[Rows from a figure dataset]

——

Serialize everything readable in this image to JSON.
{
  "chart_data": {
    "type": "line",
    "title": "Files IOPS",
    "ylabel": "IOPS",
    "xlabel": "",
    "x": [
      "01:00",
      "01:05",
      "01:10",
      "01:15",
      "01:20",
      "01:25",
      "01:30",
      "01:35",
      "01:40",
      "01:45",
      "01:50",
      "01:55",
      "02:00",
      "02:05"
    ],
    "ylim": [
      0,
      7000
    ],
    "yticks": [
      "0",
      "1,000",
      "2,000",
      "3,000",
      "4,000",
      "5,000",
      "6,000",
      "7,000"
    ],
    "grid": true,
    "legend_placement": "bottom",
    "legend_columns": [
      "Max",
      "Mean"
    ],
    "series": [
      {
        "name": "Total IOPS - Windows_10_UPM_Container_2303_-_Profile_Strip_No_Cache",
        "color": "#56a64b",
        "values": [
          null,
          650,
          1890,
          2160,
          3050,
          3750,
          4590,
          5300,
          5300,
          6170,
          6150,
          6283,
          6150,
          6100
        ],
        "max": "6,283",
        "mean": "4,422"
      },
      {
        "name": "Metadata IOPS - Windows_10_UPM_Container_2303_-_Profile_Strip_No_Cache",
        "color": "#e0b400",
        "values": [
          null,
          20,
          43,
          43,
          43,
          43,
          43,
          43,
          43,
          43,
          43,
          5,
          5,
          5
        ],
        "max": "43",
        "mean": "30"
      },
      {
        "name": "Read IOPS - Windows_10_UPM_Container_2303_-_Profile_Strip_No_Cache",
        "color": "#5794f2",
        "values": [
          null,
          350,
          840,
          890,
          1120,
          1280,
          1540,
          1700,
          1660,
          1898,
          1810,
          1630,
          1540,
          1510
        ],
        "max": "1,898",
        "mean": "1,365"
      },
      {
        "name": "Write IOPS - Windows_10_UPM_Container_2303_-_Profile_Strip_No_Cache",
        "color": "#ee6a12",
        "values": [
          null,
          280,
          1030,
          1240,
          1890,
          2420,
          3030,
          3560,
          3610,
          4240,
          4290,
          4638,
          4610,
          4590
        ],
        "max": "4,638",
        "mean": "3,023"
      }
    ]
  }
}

——

◆ **DIRECTIONS FOR THIS TASK**
Return all lines of the material above in which the word "IOPS" occurs.

◆ **THE SOLUTION**
    "title": "Files IOPS",
    "ylabel": "IOPS",
        "name": "Total IOPS - Windows_10_UPM_Container_2303_-_Profile_Strip_No_Cache",
        "name": "Metadata IOPS - Windows_10_UPM_Container_2303_-_Profile_Strip_No_Cache",
        "name": "Read IOPS - Windows_10_UPM_Container_2303_-_Profile_Strip_No_Cache",
        "name": "Write IOPS - Windows_10_UPM_Container_2303_-_Profile_Strip_No_Cache",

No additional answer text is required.